» TEXTO EXTRAÍDO
____________

En su número del 2 de agosto, la revista The New Yorker publica un extenso reportaje de Atul Gawande titulado Letting Go: What should medicine do when it can’t save your life? Es el mejor artículo que conozco sobre los dilemas a los que se enfrentan los profesionales sanitarios y sus pacientes en el final de la vida. Es un texto de divulgación, pero su autor es uno de los escritores científicos más reconocidos en el ámbito de la medicina actual. Su tesis central es que el sistema sanitario de los EEUU es muy bueno cuando se trata de postergar la muerte mediante intervenciones agresivas, pero falla a la hora de concentrarse en mejorar los días que le quedan a un enfermo terminal; este diagnóstico puede trasladarse a muchos otros países sin apenas cambios. Recomiendo leerlo entero, pero aquí compartiré algunos pasajes que iré traduciendo a lo largo del verano. No es precisamente una lectura playera; los casos que relata son difíciles y hasta trágicos. Aquí me limitaré a recoger algunas reflexiones que suscitan a Gawande.

El gasto sanitario creciente es la mayor amenaza a largo plazo para la solvencia del país, y buena parte de ese gasto procede de enfermos terminales. El 25% del coste de Medicare se dedica al 5% de pacientes en su último año de vida, y la mayor parte de ese dinero va a los cuidados en los últimos dos meses de vida [...] Este tema se discute a nivel nacional en términos de quién gana cuando se toman las decisiones costosas [...] pero esa es la pregunta equivocada. El fracaso de nuestro sistema médico en el final de la vida es más profundo. Para verlo, hay que acercarse lo suficiente como para ver cómo se toman realmente las decisiones sobre la planificación de cuidados.

[...] Casi todos estos pacientes sabían hace ya tiempo que sufrían una enfermedad terminal. Sin embargo, ni ellos ni sus familias y médicos estaban preparados para la fase final. En 2008, el proyecto nacional Coping with Cancer publicó un estudio que probaba que los pacientes terminales a los que se conectaba a un respirador, se les defibrilaba, o se les ingresaba en un cuidados intensivos, tenían una calidad de vida en su última semana peor que aquellos que no recibían esos tratamientos. Y seis meses tras su muerte, sus cuidadores tenían una probabilidad tres veces mayor de sufrir una depresión. Pasarse los últimos días de tu vida en una UCI a causa de una enfermedad terminal es para mucha gente una clase de fracaso. Conectado a un respirador mientras tus órganos van fallando uno a uno, tu mente al borde del delirio y sin saber que nunca saldrás de ese sitio fluorescente, el final llega sin darte una oportunidad para decir adiós, o “Vale”, “Lo siento” o “Te quiero”.

____________

Datos de comprensión de documentos
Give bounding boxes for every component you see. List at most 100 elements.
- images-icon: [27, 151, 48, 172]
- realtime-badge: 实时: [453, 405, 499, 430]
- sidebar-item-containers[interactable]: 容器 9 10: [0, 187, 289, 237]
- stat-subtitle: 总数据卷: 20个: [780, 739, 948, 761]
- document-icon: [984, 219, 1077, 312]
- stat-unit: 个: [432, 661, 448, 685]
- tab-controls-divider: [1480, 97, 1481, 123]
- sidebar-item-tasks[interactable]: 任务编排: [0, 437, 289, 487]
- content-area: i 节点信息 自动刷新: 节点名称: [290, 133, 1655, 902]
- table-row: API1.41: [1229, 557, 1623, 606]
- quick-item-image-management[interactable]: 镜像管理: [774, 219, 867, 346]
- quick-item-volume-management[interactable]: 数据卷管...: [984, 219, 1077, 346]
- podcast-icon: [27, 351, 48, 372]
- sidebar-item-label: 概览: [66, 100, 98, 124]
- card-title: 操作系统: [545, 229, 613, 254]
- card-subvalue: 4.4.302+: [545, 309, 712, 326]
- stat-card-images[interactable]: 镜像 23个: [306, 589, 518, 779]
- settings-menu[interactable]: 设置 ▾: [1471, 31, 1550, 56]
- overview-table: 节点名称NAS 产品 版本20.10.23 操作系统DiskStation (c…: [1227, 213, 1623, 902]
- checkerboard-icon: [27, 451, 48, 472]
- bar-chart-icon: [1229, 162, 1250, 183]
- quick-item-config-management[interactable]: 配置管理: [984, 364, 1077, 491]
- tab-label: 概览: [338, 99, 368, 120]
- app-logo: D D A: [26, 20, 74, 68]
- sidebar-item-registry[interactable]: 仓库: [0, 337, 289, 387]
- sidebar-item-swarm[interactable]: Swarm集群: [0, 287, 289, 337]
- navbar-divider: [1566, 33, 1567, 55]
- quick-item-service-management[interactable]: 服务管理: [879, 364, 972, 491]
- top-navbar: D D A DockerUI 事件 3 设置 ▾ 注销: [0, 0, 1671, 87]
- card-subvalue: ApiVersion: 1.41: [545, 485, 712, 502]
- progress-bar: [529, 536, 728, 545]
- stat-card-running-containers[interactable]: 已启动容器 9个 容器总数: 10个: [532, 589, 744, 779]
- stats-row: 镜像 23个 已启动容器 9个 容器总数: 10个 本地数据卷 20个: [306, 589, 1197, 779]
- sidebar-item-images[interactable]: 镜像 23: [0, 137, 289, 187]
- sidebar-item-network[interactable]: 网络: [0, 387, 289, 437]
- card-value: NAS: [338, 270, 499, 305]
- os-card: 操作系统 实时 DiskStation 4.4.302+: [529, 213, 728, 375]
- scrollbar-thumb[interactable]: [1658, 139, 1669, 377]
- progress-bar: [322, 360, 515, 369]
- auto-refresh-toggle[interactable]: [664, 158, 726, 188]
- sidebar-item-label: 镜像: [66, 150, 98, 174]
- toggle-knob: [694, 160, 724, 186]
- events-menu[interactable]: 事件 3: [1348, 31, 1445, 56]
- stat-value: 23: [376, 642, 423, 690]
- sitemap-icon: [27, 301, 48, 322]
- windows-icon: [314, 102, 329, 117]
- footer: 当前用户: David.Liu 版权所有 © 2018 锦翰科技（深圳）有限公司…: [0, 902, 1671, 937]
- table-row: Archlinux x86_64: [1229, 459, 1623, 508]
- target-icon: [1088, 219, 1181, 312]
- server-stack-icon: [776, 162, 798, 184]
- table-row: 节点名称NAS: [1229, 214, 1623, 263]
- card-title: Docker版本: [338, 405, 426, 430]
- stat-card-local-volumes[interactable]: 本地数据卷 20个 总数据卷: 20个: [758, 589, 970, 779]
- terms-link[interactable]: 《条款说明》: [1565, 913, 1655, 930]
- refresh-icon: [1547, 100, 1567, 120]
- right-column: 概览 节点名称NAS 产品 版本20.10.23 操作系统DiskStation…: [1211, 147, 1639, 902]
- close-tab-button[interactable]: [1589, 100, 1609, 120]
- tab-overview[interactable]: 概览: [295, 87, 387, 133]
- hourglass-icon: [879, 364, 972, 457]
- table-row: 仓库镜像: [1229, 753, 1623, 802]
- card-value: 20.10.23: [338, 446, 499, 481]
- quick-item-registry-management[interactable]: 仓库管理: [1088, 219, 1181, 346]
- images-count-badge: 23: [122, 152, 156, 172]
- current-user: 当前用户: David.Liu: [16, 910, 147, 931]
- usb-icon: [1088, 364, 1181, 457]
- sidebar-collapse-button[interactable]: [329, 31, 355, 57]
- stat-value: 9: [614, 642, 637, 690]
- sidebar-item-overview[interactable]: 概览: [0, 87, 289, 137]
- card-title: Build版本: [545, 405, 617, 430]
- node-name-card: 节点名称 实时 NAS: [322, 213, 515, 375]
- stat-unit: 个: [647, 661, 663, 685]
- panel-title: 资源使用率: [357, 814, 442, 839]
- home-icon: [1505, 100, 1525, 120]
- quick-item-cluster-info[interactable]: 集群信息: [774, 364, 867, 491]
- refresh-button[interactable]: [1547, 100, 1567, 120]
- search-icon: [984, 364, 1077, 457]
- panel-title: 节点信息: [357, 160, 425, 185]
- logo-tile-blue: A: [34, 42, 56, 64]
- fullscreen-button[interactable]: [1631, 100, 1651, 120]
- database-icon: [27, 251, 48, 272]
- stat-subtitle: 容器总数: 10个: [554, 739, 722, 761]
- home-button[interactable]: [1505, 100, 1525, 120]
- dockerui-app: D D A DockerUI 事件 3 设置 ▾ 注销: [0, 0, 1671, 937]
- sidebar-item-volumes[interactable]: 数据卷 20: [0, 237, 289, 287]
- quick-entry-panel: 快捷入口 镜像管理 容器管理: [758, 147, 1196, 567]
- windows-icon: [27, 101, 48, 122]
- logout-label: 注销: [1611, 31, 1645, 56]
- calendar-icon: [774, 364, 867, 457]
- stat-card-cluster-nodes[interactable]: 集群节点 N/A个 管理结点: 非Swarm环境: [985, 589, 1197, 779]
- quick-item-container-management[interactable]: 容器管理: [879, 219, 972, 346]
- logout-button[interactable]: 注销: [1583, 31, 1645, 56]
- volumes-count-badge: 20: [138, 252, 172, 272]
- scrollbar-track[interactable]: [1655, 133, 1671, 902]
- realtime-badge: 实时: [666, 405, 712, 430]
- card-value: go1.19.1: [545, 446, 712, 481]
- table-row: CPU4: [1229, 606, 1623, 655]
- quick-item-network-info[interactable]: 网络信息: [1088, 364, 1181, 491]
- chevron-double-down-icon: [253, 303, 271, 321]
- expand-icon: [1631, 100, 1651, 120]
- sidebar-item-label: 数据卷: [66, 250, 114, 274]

____________

» INSTRUCCIONES
• A. Según el texto sobre el reportaje de Gawande, ¿qué porcentaje del coste de Medicare se dedica al 5% de pacientes en su último año de vida?
• B. ¿Qué palabras, según el texto sobre el reportaje de Gawande, no hay oportunidad de decir cuando el final llega en una UCI?
Responde basándote únicamente en el texto.

» RESPUESTAS
• A. El 25%.

• B.
- adiós
- "Vale"
- "Lo siento"
- "Te quiero"